### Your task
Collect each line containing "bilan".

_____

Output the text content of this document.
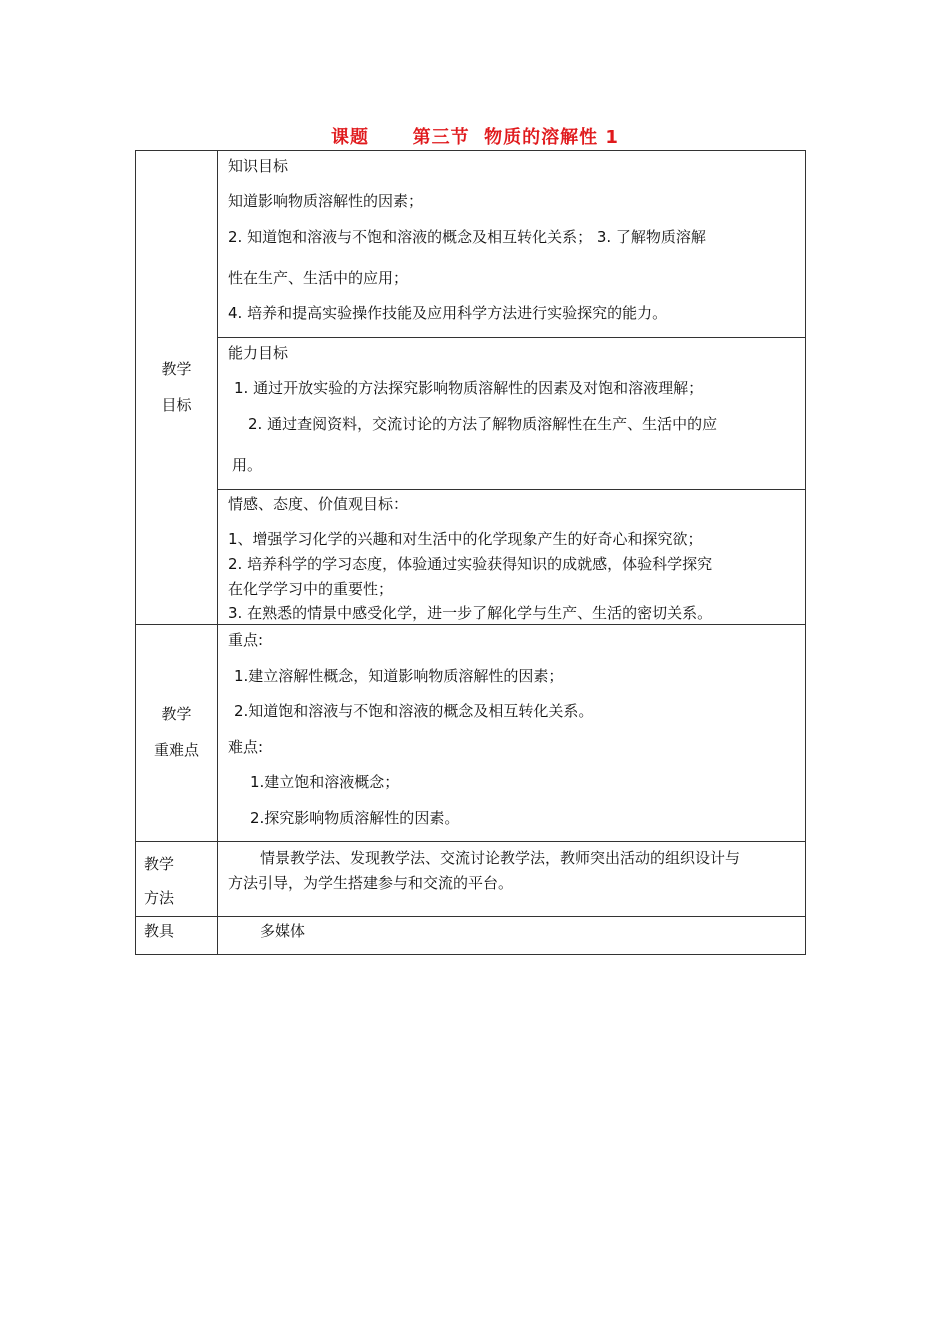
课题      第三节  物质的溶解性 1
教学
目标
知识目标
知道影响物质溶解性的因素；
2. 知道饱和溶液与不饱和溶液的概念及相互转化关系； 3. 了解物质溶解
性在生产、生活中的应用；
4. 培养和提高实验操作技能及应用科学方法进行实验探究的能力。
能力目标
1. 通过开放实验的方法探究影响物质溶解性的因素及对饱和溶液理解；
2. 通过查阅资料，交流讨论的方法了解物质溶解性在生产、生活中的应
用。
情感、态度、价值观目标：
1、增强学习化学的兴趣和对生活中的化学现象产生的好奇心和探究欲；
2. 培养科学的学习态度，体验通过实验获得知识的成就感，体验科学探究
在化学学习中的重要性；
3. 在熟悉的情景中感受化学，进一步了解化学与生产、生活的密切关系。
教学
重难点
重点:
1.建立溶解性概念，知道影响物质溶解性的因素；
2.知道饱和溶液与不饱和溶液的概念及相互转化关系。
难点:
1.建立饱和溶液概念；
2.探究影响物质溶解性的因素。
教学
方法
情景教学法、发现教学法、交流讨论教学法，教师突出活动的组织设计与
方法引导，为学生搭建参与和交流的平台。
教具	多媒体
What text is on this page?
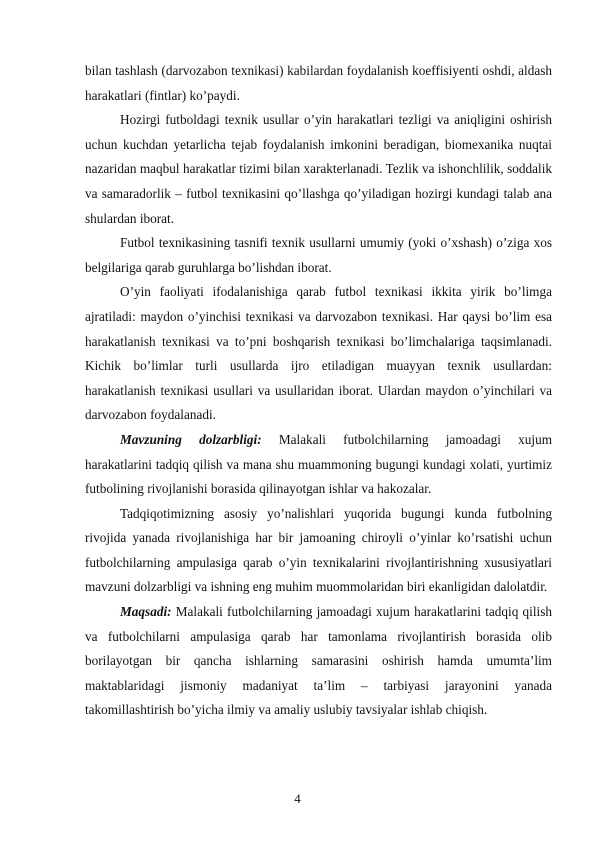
bilan tashlash (darvozabon texnikasi) kabilardan foydalanish koeffisiyenti oshdi, aldash harakatlari (fintlar) ko’paydi.

Hozirgi futboldagi texnik usullar o’yin harakatlari tezligi va aniqligini oshirish uchun kuchdan yetarlicha tejab foydalanish imkonini beradigan, biomexanika nuqtai nazaridan maqbul harakatlar tizimi bilan xarakterlanadi. Tezlik va ishonchlilik, soddalik va samaradorlik – futbol texnikasini qo’llashga qo’yiladigan hozirgi kundagi talab ana shulardan iborat.

Futbol texnikasining tasnifi texnik usullarni umumiy (yoki o’xshash) o’ziga xos belgilariga qarab guruhlarga bo’lishdan iborat.

O’yin faoliyati ifodalanishiga qarab futbol texnikasi ikkita yirik bo’limga ajratiladi: maydon o’yinchisi texnikasi va darvozabon texnikasi. Har qaysi bo’lim esa harakatlanish texnikasi va to’pni boshqarish texnikasi bo’limchalariga taqsimlanadi. Kichik bo’limlar turli usullarda ijro etiladigan muayyan texnik usullardan: harakatlanish texnikasi usullari va usullaridan iborat. Ulardan maydon o’yinchilari va darvozabon foydalanadi.

Mavzuning dolzarbligi: Malakali futbolchilarning jamoadagi xujum harakatlarini tadqiq qilish va mana shu muammoning bugungi kundagi xolati, yurtimiz futbolining rivojlanishi borasida qilinayotgan ishlar va hakozalar.

Tadqiqotimizning asosiy yo’nalishlari yuqorida bugungi kunda futbolning rivojida yanada rivojlanishiga har bir jamoaning chiroyli o’yinlar ko’rsatishi uchun futbolchilarning ampulasiga qarab o’yin texnikalarini rivojlantirishning xususiyatlari mavzuni dolzarbligi va ishning eng muhim muommolaridan biri ekanligidan dalolatdir.

Maqsadi: Malakali futbolchilarning jamoadagi xujum harakatlarini tadqiq qilish va futbolchilarni ampulasiga qarab har tamonlama rivojlantirish borasida olib borilayotgan bir qancha ishlarning samarasini oshirish hamda umumta’lim maktablaridagi jismoniy madaniyat ta’lim – tarbiyasi jarayonini yanada takomillashtirish bo’yicha ilmiy va amaliy uslubiy tavsiyalar ishlab chiqish.

4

_____

### The output
bilan tashlash (darvozabon texnikasi) kabilardan foydalanish koeffisiyenti oshdi, aldash harakatlari (fintlar) ko’paydi.
Hozirgi futboldagi texnik usullar o’yin harakatlari tezligi va aniqligini oshirish uchun kuchdan yetarlicha tejab foydalanish imkonini beradigan, biomexanika nuqtai nazaridan maqbul harakatlar tizimi bilan xarakterlanadi. Tezlik va ishonchlilik, soddalik va samaradorlik – futbol texnikasini qo’llashga qo’yiladigan hozirgi kundagi talab ana shulardan iborat.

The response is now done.